> _Extracted data entries_:

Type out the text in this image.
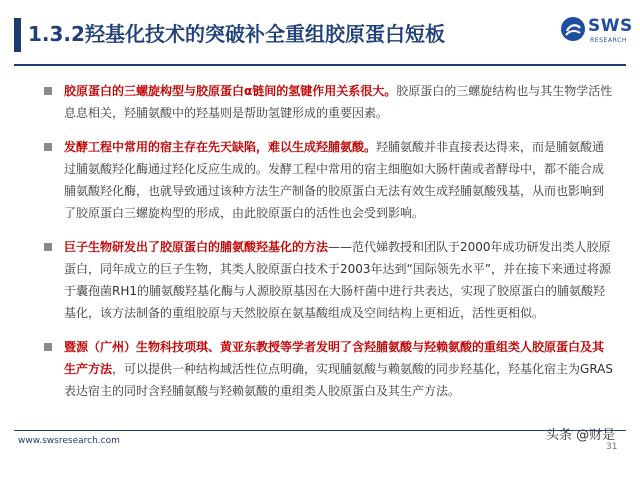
1.3.2羟基化技术的突破补全重组胶原蛋白短板	SWS
RESEARCH
胶原蛋白的三螺旋构型与胶原蛋白α链间的氢键作用关系很大。胶原蛋白的三螺旋结构也与其生物学活性息息相关，羟脯氨酸中的羟基则是帮助氢键形成的重要因素。
发酵工程中常用的宿主存在先天缺陷，难以生成羟脯氨酸。羟脯氨酸并非直接表达得来，而是脯氨酸通过脯氨酸羟化酶通过羟化反应生成的。发酵工程中常用的宿主细胞如大肠杆菌或者酵母中，都不能合成脯氨酸羟化酶，也就导致通过该种方法生产制备的胶原蛋白无法有效生成羟脯氨酸残基，从而也影响到了胶原蛋白三螺旋构型的形成，由此胶原蛋白的活性也会受到影响。
巨子生物研发出了胶原蛋白的脯氨酸羟基化的方法——范代娣教授和团队于2000年成功研发出类人胶原蛋白，同年成立的巨子生物，其类人胶原蛋白技术于2003年达到“国际领先水平”，并在接下来通过将源于囊孢菌RH1的脯氨酸羟基化酶与人源胶原基因在大肠杆菌中进行共表达，实现了胶原蛋白的脯氨酸羟基化，该方法制备的重组胶原与天然胶原在氨基酸组成及空间结构上更相近，活性更相似。
暨源（广州）生物科技项琪、黄亚东教授等学者发明了含羟脯氨酸与羟赖氨酸的重组类人胶原蛋白及其生产方法，可以提供一种结构域活性位点明确，实现脯氨酸与赖氨酸的同步羟基化，羟基化宿主为GRAS表达宿主的同时含羟脯氨酸与羟赖氨酸的重组类人胶原蛋白及其生产方法。
www.swsresearch.com
31
头条 @财是
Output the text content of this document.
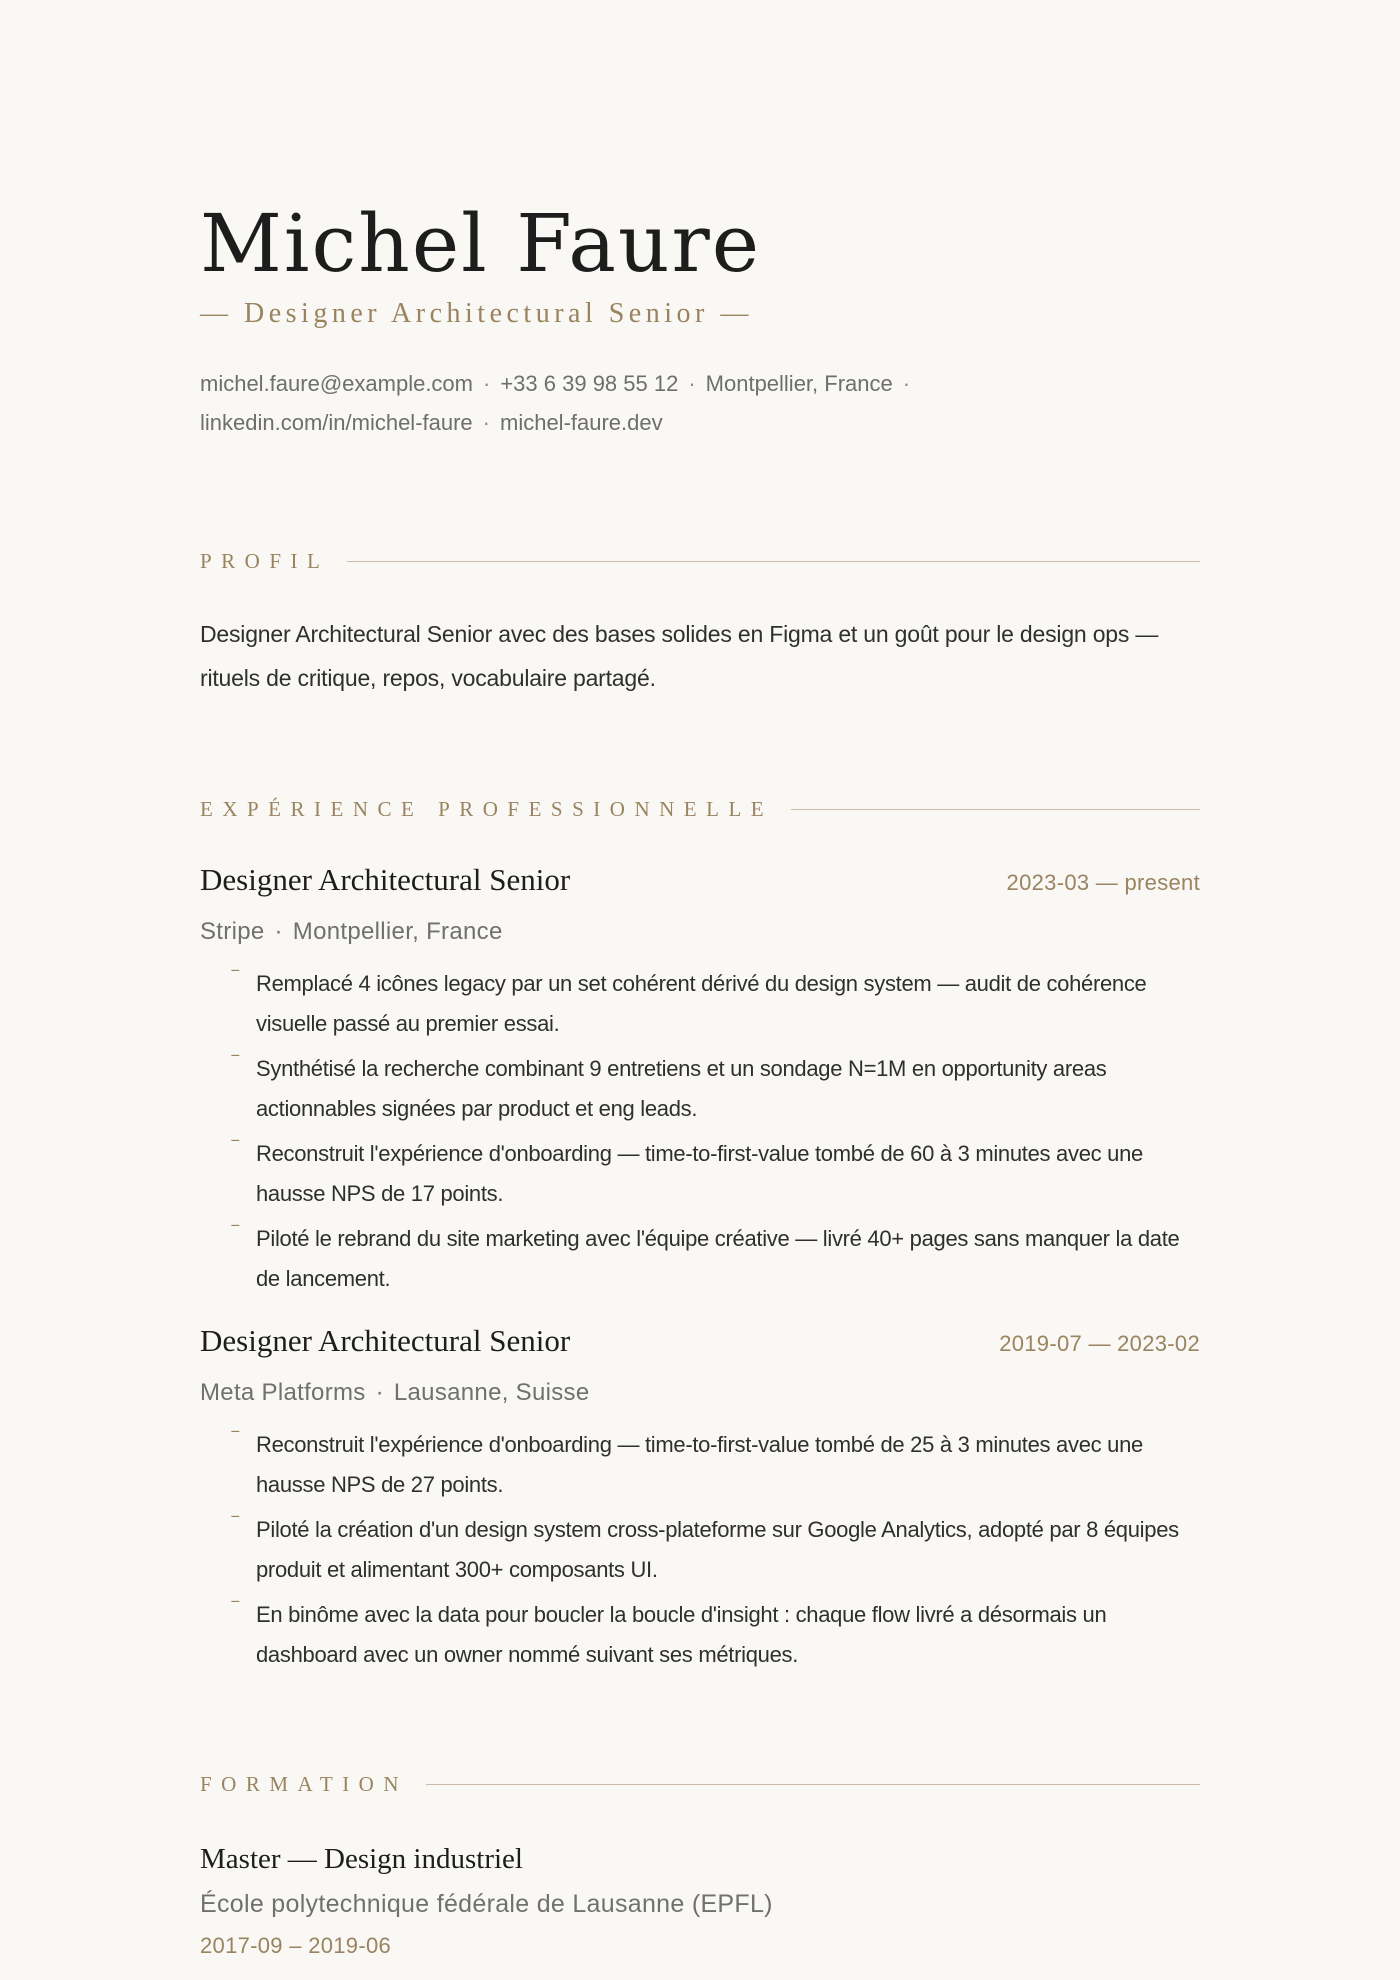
Michel Faure
— Designer Architectural Senior —
michel.faure@example.com · +33 6 39 98 55 12 · Montpellier, France ·
linkedin.com/in/michel-faure · michel-faure.dev
PROFIL
Designer Architectural Senior avec des bases solides en Figma et un goût pour le design ops — rituels de critique, repos, vocabulaire partagé.
EXPÉRIENCE PROFESSIONNELLE
Designer Architectural Senior	2023-03 — present
Stripe · Montpellier, France
‾ Remplacé 4 icônes legacy par un set cohérent dérivé du design system — audit de cohérence visuelle passé au premier essai.
‾ Synthétisé la recherche combinant 9 entretiens et un sondage N=1M en opportunity areas actionnables signées par product et eng leads.
‾ Reconstruit l'expérience d'onboarding — time-to-first-value tombé de 60 à 3 minutes avec une hausse NPS de 17 points.
‾ Piloté le rebrand du site marketing avec l'équipe créative — livré 40+ pages sans manquer la date de lancement.
Designer Architectural Senior	2019-07 — 2023-02
Meta Platforms · Lausanne, Suisse
‾ Reconstruit l'expérience d'onboarding — time-to-first-value tombé de 25 à 3 minutes avec une hausse NPS de 27 points.
‾ Piloté la création d'un design system cross-plateforme sur Google Analytics, adopté par 8 équipes produit et alimentant 300+ composants UI.
‾ En binôme avec la data pour boucler la boucle d'insight : chaque flow livré a désormais un dashboard avec un owner nommé suivant ses métriques.
FORMATION
Master — Design industriel
École polytechnique fédérale de Lausanne (EPFL)
2017-09 – 2019-06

> _What is expected_:
Do not copy the pictures, but repeat every line exactly.

> _Exercise solution_:
Type out the text in this image.
1.3.2羟基化技术的突破补全重组胶原蛋白短板	SWS
RESEARCH
胶原蛋白的三螺旋构型与胶原蛋白α链间的氢键作用关系很大。胶原蛋白的三螺旋结构也与其生物学活性息息相关，羟脯氨酸中的羟基则是帮助氢键形成的重要因素。
发酵工程中常用的宿主存在先天缺陷，难以生成羟脯氨酸。羟脯氨酸并非直接表达得来，而是脯氨酸通过脯氨酸羟化酶通过羟化反应生成的。发酵工程中常用的宿主细胞如大肠杆菌或者酵母中，都不能合成脯氨酸羟化酶，也就导致通过该种方法生产制备的胶原蛋白无法有效生成羟脯氨酸残基，从而也影响到了胶原蛋白三螺旋构型的形成，由此胶原蛋白的活性也会受到影响。
巨子生物研发出了胶原蛋白的脯氨酸羟基化的方法——范代娣教授和团队于2000年成功研发出类人胶原蛋白，同年成立的巨子生物，其类人胶原蛋白技术于2003年达到“国际领先水平”，并在接下来通过将源于囊孢菌RH1的脯氨酸羟基化酶与人源胶原基因在大肠杆菌中进行共表达，实现了胶原蛋白的脯氨酸羟基化，该方法制备的重组胶原与天然胶原在氨基酸组成及空间结构上更相近，活性更相似。
暨源（广州）生物科技项琪、黄亚东教授等学者发明了含羟脯氨酸与羟赖氨酸的重组类人胶原蛋白及其生产方法，可以提供一种结构域活性位点明确，实现脯氨酸与赖氨酸的同步羟基化，羟基化宿主为GRAS表达宿主的同时含羟脯氨酸与羟赖氨酸的重组类人胶原蛋白及其生产方法。
www.swsresearch.com
31
头条 @财是
Output the text content of this document.
Michel Faure
— Designer Architectural Senior —
michel.faure@example.com · +33 6 39 98 55 12 · Montpellier, France ·
linkedin.com/in/michel-faure · michel-faure.dev
PROFIL
Designer Architectural Senior avec des bases solides en Figma et un goût pour le design ops — rituels de critique, repos, vocabulaire partagé.
EXPÉRIENCE PROFESSIONNELLE
Designer Architectural Senior	2023-03 — present
Stripe · Montpellier, France
‾ Remplacé 4 icônes legacy par un set cohérent dérivé du design system — audit de cohérence visuelle passé au premier essai.
‾ Synthétisé la recherche combinant 9 entretiens et un sondage N=1M en opportunity areas actionnables signées par product et eng leads.
‾ Reconstruit l'expérience d'onboarding — time-to-first-value tombé de 60 à 3 minutes avec une hausse NPS de 17 points.
‾ Piloté le rebrand du site marketing avec l'équipe créative — livré 40+ pages sans manquer la date de lancement.
Designer Architectural Senior	2019-07 — 2023-02
Meta Platforms · Lausanne, Suisse
‾ Reconstruit l'expérience d'onboarding — time-to-first-value tombé de 25 à 3 minutes avec une hausse NPS de 27 points.
‾ Piloté la création d'un design system cross-plateforme sur Google Analytics, adopté par 8 équipes produit et alimentant 300+ composants UI.
‾ En binôme avec la data pour boucler la boucle d'insight : chaque flow livré a désormais un dashboard avec un owner nommé suivant ses métriques.
FORMATION
Master — Design industriel
École polytechnique fédérale de Lausanne (EPFL)
2017-09 – 2019-06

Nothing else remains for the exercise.